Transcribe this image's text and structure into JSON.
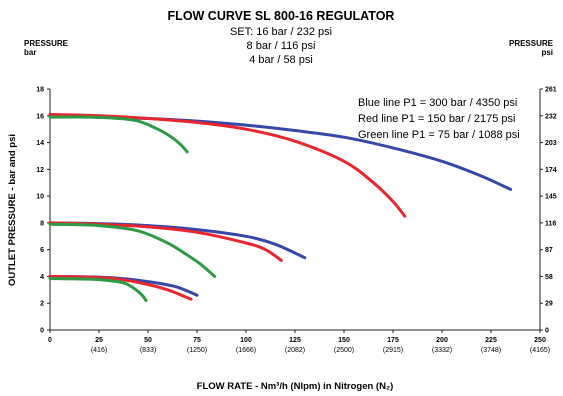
{
  "chart_data": {
    "type": "line",
    "title": "FLOW CURVE SL 800-16 REGULATOR",
    "subtitle_lines": [
      "SET: 16 bar / 232 psi",
      "8 bar / 116 psi",
      "4 bar / 58 psi"
    ],
    "left_unit": [
      "PRESSURE",
      "bar"
    ],
    "right_unit": [
      "PRESSURE",
      "psi"
    ],
    "ylabel": "OUTLET PRESSURE - bar and psi",
    "xlabel": "FLOW RATE - Nm³/h (Nlpm) in Nitrogen (N₂)",
    "xlim": [
      0,
      250
    ],
    "ylim": [
      0,
      18
    ],
    "x_ticks": [
      {
        "v": 0,
        "label": "0",
        "sub": ""
      },
      {
        "v": 25,
        "label": "25",
        "sub": "(416)"
      },
      {
        "v": 50,
        "label": "50",
        "sub": "(833)"
      },
      {
        "v": 75,
        "label": "75",
        "sub": "(1250)"
      },
      {
        "v": 100,
        "label": "100",
        "sub": "(1666)"
      },
      {
        "v": 125,
        "label": "125",
        "sub": "(2082)"
      },
      {
        "v": 150,
        "label": "150",
        "sub": "(2500)"
      },
      {
        "v": 175,
        "label": "175",
        "sub": "(2915)"
      },
      {
        "v": 200,
        "label": "200",
        "sub": "(3332)"
      },
      {
        "v": 225,
        "label": "225",
        "sub": "(3748)"
      },
      {
        "v": 250,
        "label": "250",
        "sub": "(4165)"
      }
    ],
    "y_ticks_left": [
      "0",
      "2",
      "4",
      "6",
      "8",
      "10",
      "12",
      "14",
      "16",
      "18"
    ],
    "y_ticks_right": [
      "0",
      "29",
      "58",
      "87",
      "116",
      "145",
      "174",
      "203",
      "232",
      "261"
    ],
    "legend_lines": [
      "Blue line P1 = 300 bar / 4350 psi",
      "Red line P1 = 150 bar / 2175 psi",
      "Green line P1 = 75 bar / 1088 psi"
    ],
    "colors": {
      "blue": "#3747a8",
      "red": "#e8262f",
      "green": "#2f9a46"
    },
    "series": [
      {
        "color": "blue",
        "set": "16 bar",
        "points": [
          [
            0,
            16.0
          ],
          [
            25,
            15.9
          ],
          [
            50,
            15.8
          ],
          [
            75,
            15.6
          ],
          [
            100,
            15.3
          ],
          [
            125,
            14.9
          ],
          [
            150,
            14.4
          ],
          [
            175,
            13.6
          ],
          [
            200,
            12.6
          ],
          [
            220,
            11.5
          ],
          [
            235,
            10.5
          ]
        ]
      },
      {
        "color": "red",
        "set": "16 bar",
        "points": [
          [
            0,
            16.1
          ],
          [
            25,
            16.0
          ],
          [
            50,
            15.8
          ],
          [
            75,
            15.5
          ],
          [
            100,
            15.0
          ],
          [
            125,
            14.1
          ],
          [
            150,
            12.6
          ],
          [
            165,
            11.0
          ],
          [
            175,
            9.6
          ],
          [
            181,
            8.5
          ]
        ]
      },
      {
        "color": "green",
        "set": "16 bar",
        "points": [
          [
            0,
            15.9
          ],
          [
            20,
            15.9
          ],
          [
            35,
            15.8
          ],
          [
            45,
            15.6
          ],
          [
            55,
            15.0
          ],
          [
            62,
            14.4
          ],
          [
            67,
            13.8
          ],
          [
            70,
            13.3
          ]
        ]
      },
      {
        "color": "blue",
        "set": "8 bar",
        "points": [
          [
            0,
            8.0
          ],
          [
            25,
            7.95
          ],
          [
            50,
            7.8
          ],
          [
            75,
            7.5
          ],
          [
            100,
            7.0
          ],
          [
            115,
            6.4
          ],
          [
            130,
            5.4
          ]
        ]
      },
      {
        "color": "red",
        "set": "8 bar",
        "points": [
          [
            0,
            8.0
          ],
          [
            25,
            7.9
          ],
          [
            50,
            7.7
          ],
          [
            75,
            7.3
          ],
          [
            100,
            6.5
          ],
          [
            110,
            6.0
          ],
          [
            118,
            5.2
          ]
        ]
      },
      {
        "color": "green",
        "set": "8 bar",
        "points": [
          [
            0,
            7.9
          ],
          [
            25,
            7.8
          ],
          [
            45,
            7.4
          ],
          [
            60,
            6.5
          ],
          [
            70,
            5.6
          ],
          [
            77,
            4.9
          ],
          [
            84,
            4.0
          ]
        ]
      },
      {
        "color": "blue",
        "set": "4 bar",
        "points": [
          [
            0,
            4.0
          ],
          [
            25,
            3.95
          ],
          [
            40,
            3.8
          ],
          [
            55,
            3.5
          ],
          [
            65,
            3.2
          ],
          [
            75,
            2.6
          ]
        ]
      },
      {
        "color": "red",
        "set": "4 bar",
        "points": [
          [
            0,
            4.0
          ],
          [
            20,
            3.95
          ],
          [
            35,
            3.8
          ],
          [
            50,
            3.4
          ],
          [
            60,
            3.0
          ],
          [
            67,
            2.6
          ],
          [
            72,
            2.3
          ]
        ]
      },
      {
        "color": "green",
        "set": "4 bar",
        "points": [
          [
            0,
            3.85
          ],
          [
            20,
            3.8
          ],
          [
            30,
            3.7
          ],
          [
            38,
            3.5
          ],
          [
            43,
            3.1
          ],
          [
            47,
            2.6
          ],
          [
            49,
            2.2
          ]
        ]
      }
    ]
  }
}
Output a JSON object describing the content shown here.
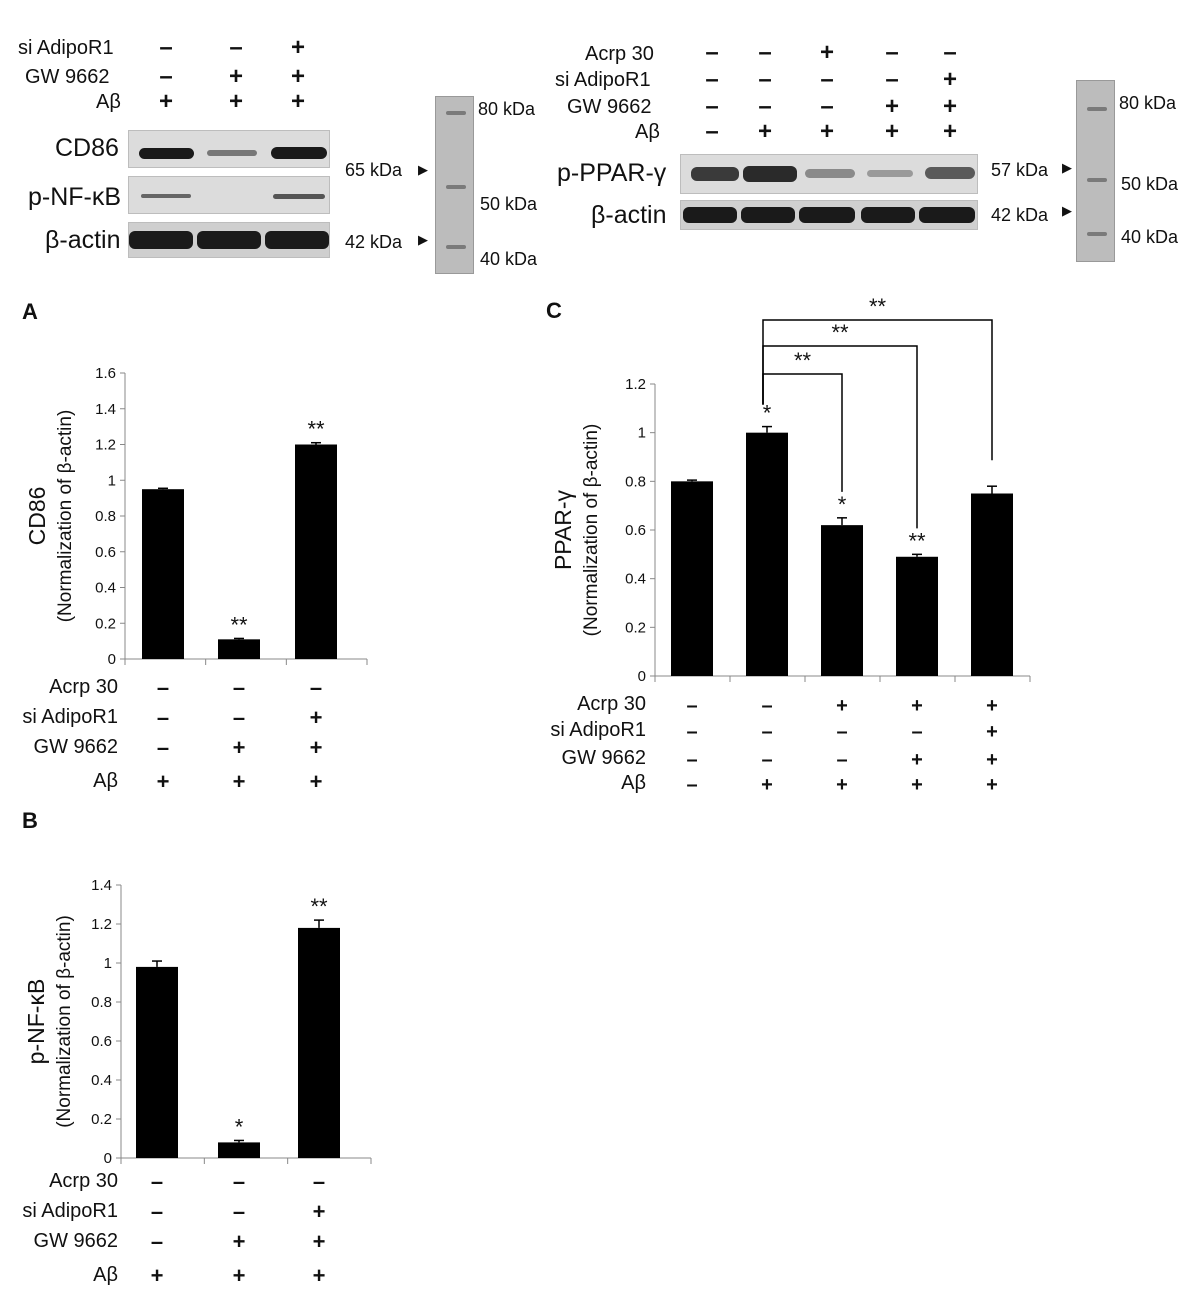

## GIVEN TASK
All the records need to be repeated exactly, with the images dropped.

## EXERCISE RESULT
Transcribe this image's text and structure into JSON.
{
  "chart_data": {
    "type": "line",
    "title": "FLOW CURVE SL 800-16 REGULATOR",
    "subtitle_lines": [
      "SET: 16 bar / 232 psi",
      "8 bar / 116 psi",
      "4 bar / 58 psi"
    ],
    "left_unit": [
      "PRESSURE",
      "bar"
    ],
    "right_unit": [
      "PRESSURE",
      "psi"
    ],
    "ylabel": "OUTLET PRESSURE - bar and psi",
    "xlabel": "FLOW RATE - Nm³/h (Nlpm) in Nitrogen (N₂)",
    "xlim": [
      0,
      250
    ],
    "ylim": [
      0,
      18
    ],
    "x_ticks": [
      {
        "v": 0,
        "label": "0",
        "sub": ""
      },
      {
        "v": 25,
        "label": "25",
        "sub": "(416)"
      },
      {
        "v": 50,
        "label": "50",
        "sub": "(833)"
      },
      {
        "v": 75,
        "label": "75",
        "sub": "(1250)"
      },
      {
        "v": 100,
        "label": "100",
        "sub": "(1666)"
      },
      {
        "v": 125,
        "label": "125",
        "sub": "(2082)"
      },
      {
        "v": 150,
        "label": "150",
        "sub": "(2500)"
      },
      {
        "v": 175,
        "label": "175",
        "sub": "(2915)"
      },
      {
        "v": 200,
        "label": "200",
        "sub": "(3332)"
      },
      {
        "v": 225,
        "label": "225",
        "sub": "(3748)"
      },
      {
        "v": 250,
        "label": "250",
        "sub": "(4165)"
      }
    ],
    "y_ticks_left": [
      "0",
      "2",
      "4",
      "6",
      "8",
      "10",
      "12",
      "14",
      "16",
      "18"
    ],
    "y_ticks_right": [
      "0",
      "29",
      "58",
      "87",
      "116",
      "145",
      "174",
      "203",
      "232",
      "261"
    ],
    "legend_lines": [
      "Blue line P1 = 300 bar / 4350 psi",
      "Red line P1 = 150 bar / 2175 psi",
      "Green line P1 = 75 bar / 1088 psi"
    ],
    "colors": {
      "blue": "#3747a8",
      "red": "#e8262f",
      "green": "#2f9a46"
    },
    "series": [
      {
        "color": "blue",
        "set": "16 bar",
        "points": [
          [
            0,
            16.0
          ],
          [
            25,
            15.9
          ],
          [
            50,
            15.8
          ],
          [
            75,
            15.6
          ],
          [
            100,
            15.3
          ],
          [
            125,
            14.9
          ],
          [
            150,
            14.4
          ],
          [
            175,
            13.6
          ],
          [
            200,
            12.6
          ],
          [
            220,
            11.5
          ],
          [
            235,
            10.5
          ]
        ]
      },
      {
        "color": "red",
        "set": "16 bar",
        "points": [
          [
            0,
            16.1
          ],
          [
            25,
            16.0
          ],
          [
            50,
            15.8
          ],
          [
            75,
            15.5
          ],
          [
            100,
            15.0
          ],
          [
            125,
            14.1
          ],
          [
            150,
            12.6
          ],
          [
            165,
            11.0
          ],
          [
            175,
            9.6
          ],
          [
            181,
            8.5
          ]
        ]
      },
      {
        "color": "green",
        "set": "16 bar",
        "points": [
          [
            0,
            15.9
          ],
          [
            20,
            15.9
          ],
          [
            35,
            15.8
          ],
          [
            45,
            15.6
          ],
          [
            55,
            15.0
          ],
          [
            62,
            14.4
          ],
          [
            67,
            13.8
          ],
          [
            70,
            13.3
          ]
        ]
      },
      {
        "color": "blue",
        "set": "8 bar",
        "points": [
          [
            0,
            8.0
          ],
          [
            25,
            7.95
          ],
          [
            50,
            7.8
          ],
          [
            75,
            7.5
          ],
          [
            100,
            7.0
          ],
          [
            115,
            6.4
          ],
          [
            130,
            5.4
          ]
        ]
      },
      {
        "color": "red",
        "set": "8 bar",
        "points": [
          [
            0,
            8.0
          ],
          [
            25,
            7.9
          ],
          [
            50,
            7.7
          ],
          [
            75,
            7.3
          ],
          [
            100,
            6.5
          ],
          [
            110,
            6.0
          ],
          [
            118,
            5.2
          ]
        ]
      },
      {
        "color": "green",
        "set": "8 bar",
        "points": [
          [
            0,
            7.9
          ],
          [
            25,
            7.8
          ],
          [
            45,
            7.4
          ],
          [
            60,
            6.5
          ],
          [
            70,
            5.6
          ],
          [
            77,
            4.9
          ],
          [
            84,
            4.0
          ]
        ]
      },
      {
        "color": "blue",
        "set": "4 bar",
        "points": [
          [
            0,
            4.0
          ],
          [
            25,
            3.95
          ],
          [
            40,
            3.8
          ],
          [
            55,
            3.5
          ],
          [
            65,
            3.2
          ],
          [
            75,
            2.6
          ]
        ]
      },
      {
        "color": "red",
        "set": "4 bar",
        "points": [
          [
            0,
            4.0
          ],
          [
            20,
            3.95
          ],
          [
            35,
            3.8
          ],
          [
            50,
            3.4
          ],
          [
            60,
            3.0
          ],
          [
            67,
            2.6
          ],
          [
            72,
            2.3
          ]
        ]
      },
      {
        "color": "green",
        "set": "4 bar",
        "points": [
          [
            0,
            3.85
          ],
          [
            20,
            3.8
          ],
          [
            30,
            3.7
          ],
          [
            38,
            3.5
          ],
          [
            43,
            3.1
          ],
          [
            47,
            2.6
          ],
          [
            49,
            2.2
          ]
        ]
      }
    ]
  }
}
Output a JSON object describing the content shown here.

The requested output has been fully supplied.